▸ **Short task**
Write the data below out exactly as it stands. Do not include the pictures.

▸ **Dataset listings of figures**
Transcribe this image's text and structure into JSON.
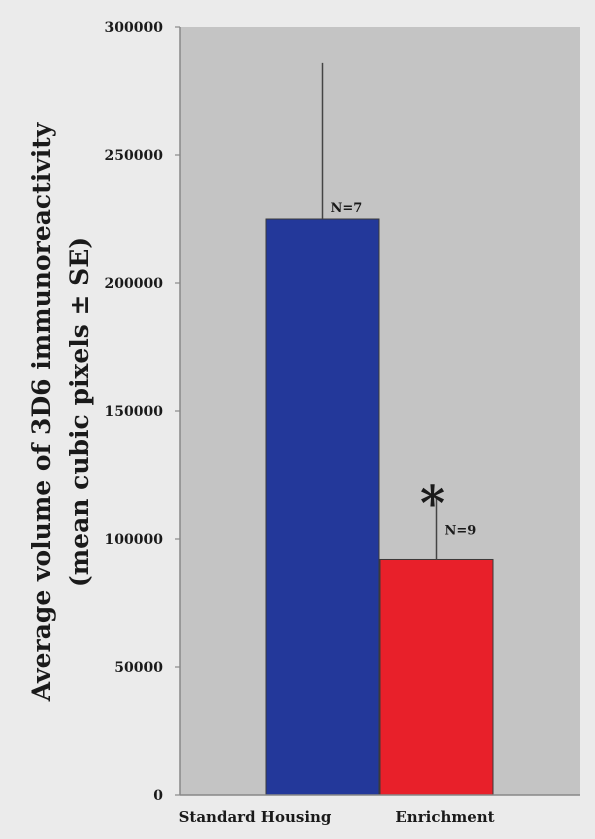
{
  "chart_data": {
    "type": "bar",
    "categories": [
      "Standard Housing",
      "Enrichment"
    ],
    "values": [
      225000,
      92000
    ],
    "error_upper": [
      286000,
      116000
    ],
    "annotations": [
      "N=7",
      "N=9"
    ],
    "significance_marker": "*",
    "significance_index": 1,
    "ylabel": "Average volume of 3D6 immunoreactivity",
    "ylabel_line2": "(mean cubic pixels ± SE)",
    "ylim": [
      0,
      300000
    ],
    "yticks": [
      "0",
      "50000",
      "100000",
      "150000",
      "200000",
      "250000",
      "300000"
    ],
    "grid": false,
    "colors": {
      "bars": [
        "#23389a",
        "#e8202a"
      ],
      "plot_background": "#c4c4c4",
      "page_background": "#ebebeb",
      "axis": "#888888",
      "error_bar": "#444444",
      "text": "#1a1a1a"
    }
  }
}
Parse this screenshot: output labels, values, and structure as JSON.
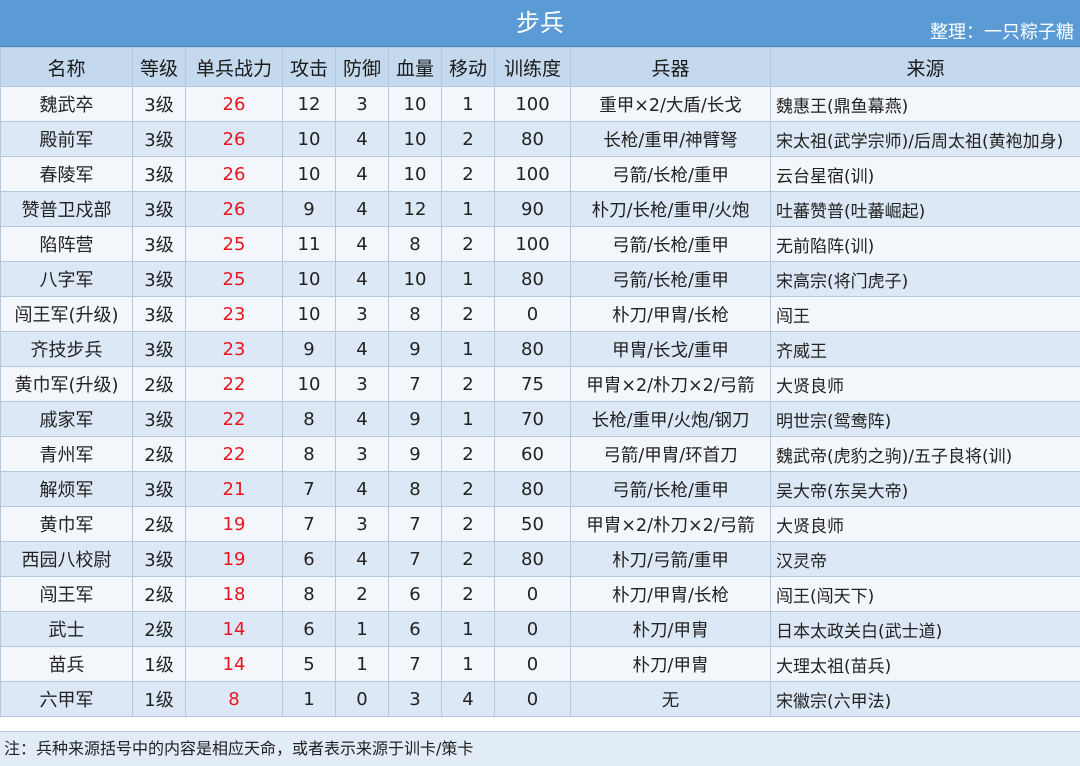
{
  "title": "步兵",
  "credit": "整理：一只粽子糖",
  "headers": [
    "名称",
    "等级",
    "单兵战力",
    "攻击",
    "防御",
    "血量",
    "移动",
    "训练度",
    "兵器",
    "来源"
  ],
  "rows": [
    [
      "魏武卒",
      "3级",
      "26",
      "12",
      "3",
      "10",
      "1",
      "100",
      "重甲×2/大盾/长戈",
      "魏惠王(鼎鱼幕燕)"
    ],
    [
      "殿前军",
      "3级",
      "26",
      "10",
      "4",
      "10",
      "2",
      "80",
      "长枪/重甲/神臂弩",
      "宋太祖(武学宗师)/后周太祖(黄袍加身)"
    ],
    [
      "春陵军",
      "3级",
      "26",
      "10",
      "4",
      "10",
      "2",
      "100",
      "弓箭/长枪/重甲",
      "云台星宿(训)"
    ],
    [
      "赞普卫戍部",
      "3级",
      "26",
      "9",
      "4",
      "12",
      "1",
      "90",
      "朴刀/长枪/重甲/火炮",
      "吐蕃赞普(吐蕃崛起)"
    ],
    [
      "陷阵营",
      "3级",
      "25",
      "11",
      "4",
      "8",
      "2",
      "100",
      "弓箭/长枪/重甲",
      "无前陷阵(训)"
    ],
    [
      "八字军",
      "3级",
      "25",
      "10",
      "4",
      "10",
      "1",
      "80",
      "弓箭/长枪/重甲",
      "宋高宗(将门虎子)"
    ],
    [
      "闯王军(升级)",
      "3级",
      "23",
      "10",
      "3",
      "8",
      "2",
      "0",
      "朴刀/甲胄/长枪",
      "闯王"
    ],
    [
      "齐技步兵",
      "3级",
      "23",
      "9",
      "4",
      "9",
      "1",
      "80",
      "甲胄/长戈/重甲",
      "齐威王"
    ],
    [
      "黄巾军(升级)",
      "2级",
      "22",
      "10",
      "3",
      "7",
      "2",
      "75",
      "甲胄×2/朴刀×2/弓箭",
      "大贤良师"
    ],
    [
      "戚家军",
      "3级",
      "22",
      "8",
      "4",
      "9",
      "1",
      "70",
      "长枪/重甲/火炮/钢刀",
      "明世宗(鸳鸯阵)"
    ],
    [
      "青州军",
      "2级",
      "22",
      "8",
      "3",
      "9",
      "2",
      "60",
      "弓箭/甲胄/环首刀",
      "魏武帝(虎豹之驹)/五子良将(训)"
    ],
    [
      "解烦军",
      "3级",
      "21",
      "7",
      "4",
      "8",
      "2",
      "80",
      "弓箭/长枪/重甲",
      "吴大帝(东吴大帝)"
    ],
    [
      "黄巾军",
      "2级",
      "19",
      "7",
      "3",
      "7",
      "2",
      "50",
      "甲胄×2/朴刀×2/弓箭",
      "大贤良师"
    ],
    [
      "西园八校尉",
      "3级",
      "19",
      "6",
      "4",
      "7",
      "2",
      "80",
      "朴刀/弓箭/重甲",
      "汉灵帝"
    ],
    [
      "闯王军",
      "2级",
      "18",
      "8",
      "2",
      "6",
      "2",
      "0",
      "朴刀/甲胄/长枪",
      "闯王(闯天下)"
    ],
    [
      "武士",
      "2级",
      "14",
      "6",
      "1",
      "6",
      "1",
      "0",
      "朴刀/甲胄",
      "日本太政关白(武士道)"
    ],
    [
      "苗兵",
      "1级",
      "14",
      "5",
      "1",
      "7",
      "1",
      "0",
      "朴刀/甲胄",
      "大理太祖(苗兵)"
    ],
    [
      "六甲军",
      "1级",
      "8",
      "1",
      "0",
      "3",
      "4",
      "0",
      "无",
      "宋徽宗(六甲法)"
    ]
  ],
  "note": "注：兵种来源括号中的内容是相应天命，或者表示来源于训卡/策卡",
  "colors": {
    "title_bg": "#5b9bd5",
    "header_bg": "#c4d8ee",
    "row_light": "#f3f6fb",
    "row_dark": "#dde8f6",
    "power_text": "#e8141e"
  }
}
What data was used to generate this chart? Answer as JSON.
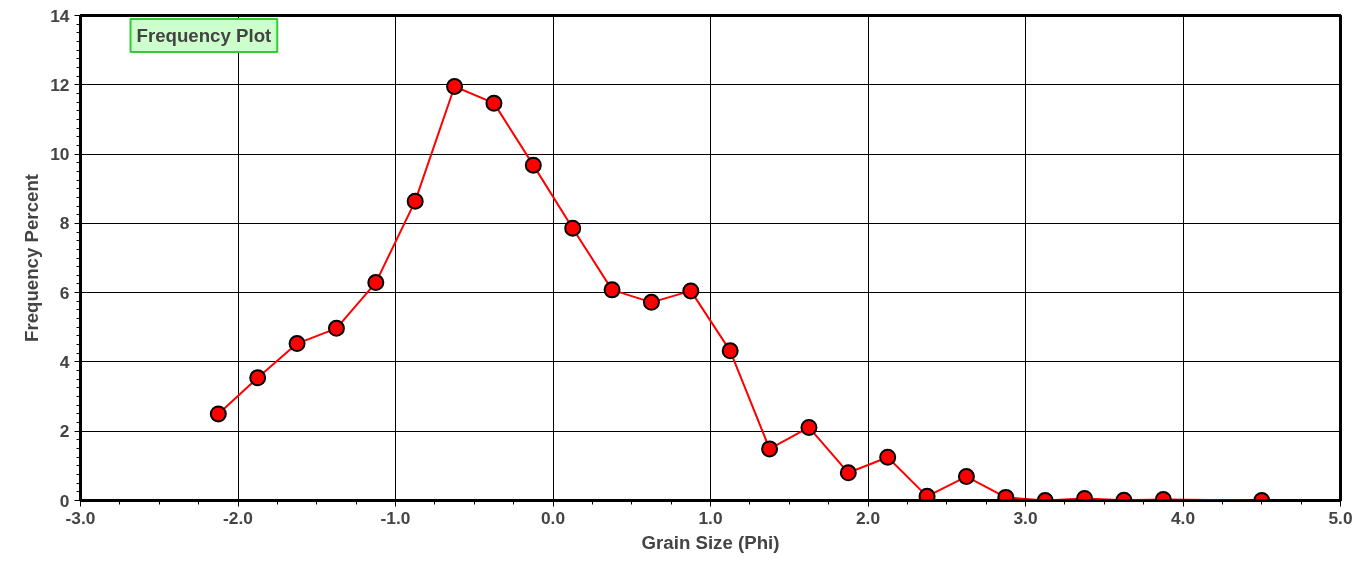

▸ **Solution for this exercise**
Transcribe this image's text and structure into JSON.
{
  "chart_data": {
    "type": "bar",
    "categories": [
      "Standard Housing",
      "Enrichment"
    ],
    "values": [
      225000,
      92000
    ],
    "error_upper": [
      286000,
      116000
    ],
    "annotations": [
      "N=7",
      "N=9"
    ],
    "significance_marker": "*",
    "significance_index": 1,
    "ylabel": "Average volume of 3D6 immunoreactivity",
    "ylabel_line2": "(mean cubic pixels ± SE)",
    "ylim": [
      0,
      300000
    ],
    "yticks": [
      "0",
      "50000",
      "100000",
      "150000",
      "200000",
      "250000",
      "300000"
    ],
    "grid": false,
    "colors": {
      "bars": [
        "#23389a",
        "#e8202a"
      ],
      "plot_background": "#c4c4c4",
      "page_background": "#ebebeb",
      "axis": "#888888",
      "error_bar": "#444444",
      "text": "#1a1a1a"
    }
  }
}
Parse this screenshot: output labels, values, and structure as JSON.
{
  "title": "步兵",
  "credit": "整理：一只粽子糖",
  "headers": [
    "名称",
    "等级",
    "单兵战力",
    "攻击",
    "防御",
    "血量",
    "移动",
    "训练度",
    "兵器",
    "来源"
  ],
  "rows": [
    [
      "魏武卒",
      "3级",
      "26",
      "12",
      "3",
      "10",
      "1",
      "100",
      "重甲×2/大盾/长戈",
      "魏惠王(鼎鱼幕燕)"
    ],
    [
      "殿前军",
      "3级",
      "26",
      "10",
      "4",
      "10",
      "2",
      "80",
      "长枪/重甲/神臂弩",
      "宋太祖(武学宗师)/后周太祖(黄袍加身)"
    ],
    [
      "春陵军",
      "3级",
      "26",
      "10",
      "4",
      "10",
      "2",
      "100",
      "弓箭/长枪/重甲",
      "云台星宿(训)"
    ],
    [
      "赞普卫戍部",
      "3级",
      "26",
      "9",
      "4",
      "12",
      "1",
      "90",
      "朴刀/长枪/重甲/火炮",
      "吐蕃赞普(吐蕃崛起)"
    ],
    [
      "陷阵营",
      "3级",
      "25",
      "11",
      "4",
      "8",
      "2",
      "100",
      "弓箭/长枪/重甲",
      "无前陷阵(训)"
    ],
    [
      "八字军",
      "3级",
      "25",
      "10",
      "4",
      "10",
      "1",
      "80",
      "弓箭/长枪/重甲",
      "宋高宗(将门虎子)"
    ],
    [
      "闯王军(升级)",
      "3级",
      "23",
      "10",
      "3",
      "8",
      "2",
      "0",
      "朴刀/甲胄/长枪",
      "闯王"
    ],
    [
      "齐技步兵",
      "3级",
      "23",
      "9",
      "4",
      "9",
      "1",
      "80",
      "甲胄/长戈/重甲",
      "齐威王"
    ],
    [
      "黄巾军(升级)",
      "2级",
      "22",
      "10",
      "3",
      "7",
      "2",
      "75",
      "甲胄×2/朴刀×2/弓箭",
      "大贤良师"
    ],
    [
      "戚家军",
      "3级",
      "22",
      "8",
      "4",
      "9",
      "1",
      "70",
      "长枪/重甲/火炮/钢刀",
      "明世宗(鸳鸯阵)"
    ],
    [
      "青州军",
      "2级",
      "22",
      "8",
      "3",
      "9",
      "2",
      "60",
      "弓箭/甲胄/环首刀",
      "魏武帝(虎豹之驹)/五子良将(训)"
    ],
    [
      "解烦军",
      "3级",
      "21",
      "7",
      "4",
      "8",
      "2",
      "80",
      "弓箭/长枪/重甲",
      "吴大帝(东吴大帝)"
    ],
    [
      "黄巾军",
      "2级",
      "19",
      "7",
      "3",
      "7",
      "2",
      "50",
      "甲胄×2/朴刀×2/弓箭",
      "大贤良师"
    ],
    [
      "西园八校尉",
      "3级",
      "19",
      "6",
      "4",
      "7",
      "2",
      "80",
      "朴刀/弓箭/重甲",
      "汉灵帝"
    ],
    [
      "闯王军",
      "2级",
      "18",
      "8",
      "2",
      "6",
      "2",
      "0",
      "朴刀/甲胄/长枪",
      "闯王(闯天下)"
    ],
    [
      "武士",
      "2级",
      "14",
      "6",
      "1",
      "6",
      "1",
      "0",
      "朴刀/甲胄",
      "日本太政关白(武士道)"
    ],
    [
      "苗兵",
      "1级",
      "14",
      "5",
      "1",
      "7",
      "1",
      "0",
      "朴刀/甲胄",
      "大理太祖(苗兵)"
    ],
    [
      "六甲军",
      "1级",
      "8",
      "1",
      "0",
      "3",
      "4",
      "0",
      "无",
      "宋徽宗(六甲法)"
    ]
  ],
  "note": "注：兵种来源括号中的内容是相应天命，或者表示来源于训卡/策卡",
  "colors": {
    "title_bg": "#5b9bd5",
    "header_bg": "#c4d8ee",
    "row_light": "#f3f6fb",
    "row_dark": "#dde8f6",
    "power_text": "#e8141e"
  }
}
What data was used to generate this chart? Answer as JSON.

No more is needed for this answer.